▶ **STATED PROBLEM**
Gather up every line from the entries below that uses the word "color".

▶ **RECORDS PROVIDED**
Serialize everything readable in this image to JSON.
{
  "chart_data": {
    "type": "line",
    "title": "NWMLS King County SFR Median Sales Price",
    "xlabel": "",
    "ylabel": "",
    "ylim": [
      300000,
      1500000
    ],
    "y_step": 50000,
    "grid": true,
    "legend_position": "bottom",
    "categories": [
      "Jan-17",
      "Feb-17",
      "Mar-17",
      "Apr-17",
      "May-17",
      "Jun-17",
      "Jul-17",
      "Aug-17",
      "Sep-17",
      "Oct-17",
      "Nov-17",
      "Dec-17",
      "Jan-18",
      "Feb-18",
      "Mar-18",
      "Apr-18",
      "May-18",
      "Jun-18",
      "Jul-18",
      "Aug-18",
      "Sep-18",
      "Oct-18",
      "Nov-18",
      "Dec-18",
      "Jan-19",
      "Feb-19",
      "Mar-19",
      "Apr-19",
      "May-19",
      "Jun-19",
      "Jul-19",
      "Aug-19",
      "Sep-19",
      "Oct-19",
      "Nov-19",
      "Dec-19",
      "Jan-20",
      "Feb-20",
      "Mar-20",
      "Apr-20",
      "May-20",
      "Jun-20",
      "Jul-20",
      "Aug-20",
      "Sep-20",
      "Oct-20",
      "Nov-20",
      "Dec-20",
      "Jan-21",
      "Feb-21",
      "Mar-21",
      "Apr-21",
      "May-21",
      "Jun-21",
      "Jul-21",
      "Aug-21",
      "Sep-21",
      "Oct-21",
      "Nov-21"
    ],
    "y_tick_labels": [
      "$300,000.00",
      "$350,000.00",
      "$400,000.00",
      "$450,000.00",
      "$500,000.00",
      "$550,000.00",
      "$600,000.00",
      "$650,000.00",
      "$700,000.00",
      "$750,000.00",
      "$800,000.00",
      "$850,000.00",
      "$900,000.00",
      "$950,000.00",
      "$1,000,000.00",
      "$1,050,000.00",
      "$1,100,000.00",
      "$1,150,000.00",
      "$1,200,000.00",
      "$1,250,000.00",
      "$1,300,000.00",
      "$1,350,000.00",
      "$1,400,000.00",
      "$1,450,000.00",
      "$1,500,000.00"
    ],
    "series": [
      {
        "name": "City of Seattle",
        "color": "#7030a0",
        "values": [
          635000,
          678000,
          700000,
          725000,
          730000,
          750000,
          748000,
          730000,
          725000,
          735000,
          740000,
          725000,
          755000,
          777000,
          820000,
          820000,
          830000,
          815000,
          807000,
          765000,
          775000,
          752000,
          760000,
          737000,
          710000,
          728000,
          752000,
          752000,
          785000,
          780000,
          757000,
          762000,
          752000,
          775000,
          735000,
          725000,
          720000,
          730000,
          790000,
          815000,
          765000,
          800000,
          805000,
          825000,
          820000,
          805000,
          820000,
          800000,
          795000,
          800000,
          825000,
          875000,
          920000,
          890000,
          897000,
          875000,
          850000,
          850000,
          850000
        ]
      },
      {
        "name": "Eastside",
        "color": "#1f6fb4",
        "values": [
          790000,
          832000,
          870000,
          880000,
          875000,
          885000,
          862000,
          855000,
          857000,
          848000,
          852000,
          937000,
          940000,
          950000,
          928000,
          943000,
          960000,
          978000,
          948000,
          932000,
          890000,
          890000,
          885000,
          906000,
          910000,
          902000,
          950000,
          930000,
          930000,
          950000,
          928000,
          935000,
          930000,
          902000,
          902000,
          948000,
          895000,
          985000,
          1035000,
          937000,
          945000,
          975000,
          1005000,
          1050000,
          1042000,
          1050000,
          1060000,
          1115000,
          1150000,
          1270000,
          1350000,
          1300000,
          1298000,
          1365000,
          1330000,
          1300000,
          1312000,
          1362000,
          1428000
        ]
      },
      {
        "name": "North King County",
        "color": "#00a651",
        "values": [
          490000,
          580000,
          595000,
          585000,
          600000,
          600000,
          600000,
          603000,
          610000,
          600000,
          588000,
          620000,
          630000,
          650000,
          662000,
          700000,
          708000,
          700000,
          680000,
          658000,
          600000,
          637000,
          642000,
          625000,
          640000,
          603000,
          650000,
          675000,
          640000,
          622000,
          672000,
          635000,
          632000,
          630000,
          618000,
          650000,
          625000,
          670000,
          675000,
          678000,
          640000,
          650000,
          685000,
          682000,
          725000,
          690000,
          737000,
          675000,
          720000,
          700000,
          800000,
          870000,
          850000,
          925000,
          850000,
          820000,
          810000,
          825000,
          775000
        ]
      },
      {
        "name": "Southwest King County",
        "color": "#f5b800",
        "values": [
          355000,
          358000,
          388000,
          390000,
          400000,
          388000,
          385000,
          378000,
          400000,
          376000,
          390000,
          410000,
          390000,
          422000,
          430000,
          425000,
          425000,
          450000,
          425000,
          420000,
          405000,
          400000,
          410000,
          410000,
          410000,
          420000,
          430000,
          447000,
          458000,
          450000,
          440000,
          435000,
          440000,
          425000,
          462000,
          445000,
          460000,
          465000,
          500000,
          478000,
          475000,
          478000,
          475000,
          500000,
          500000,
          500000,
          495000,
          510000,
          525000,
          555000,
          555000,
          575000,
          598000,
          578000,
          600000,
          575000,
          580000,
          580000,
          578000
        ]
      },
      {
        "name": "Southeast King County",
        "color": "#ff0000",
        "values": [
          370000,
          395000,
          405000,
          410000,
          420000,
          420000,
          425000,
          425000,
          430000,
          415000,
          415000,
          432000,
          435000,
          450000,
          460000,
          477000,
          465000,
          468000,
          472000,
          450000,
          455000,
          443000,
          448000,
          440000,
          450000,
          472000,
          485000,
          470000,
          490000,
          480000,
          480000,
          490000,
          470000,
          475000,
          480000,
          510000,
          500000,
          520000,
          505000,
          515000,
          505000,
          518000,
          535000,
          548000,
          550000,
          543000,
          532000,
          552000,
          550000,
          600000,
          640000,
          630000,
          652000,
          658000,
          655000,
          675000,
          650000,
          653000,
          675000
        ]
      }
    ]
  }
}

▶ **REPLY TO THE EXERCISE**
        "color": "#7030a0",
        "color": "#1f6fb4",
        "color": "#00a651",
        "color": "#f5b800",
        "color": "#ff0000",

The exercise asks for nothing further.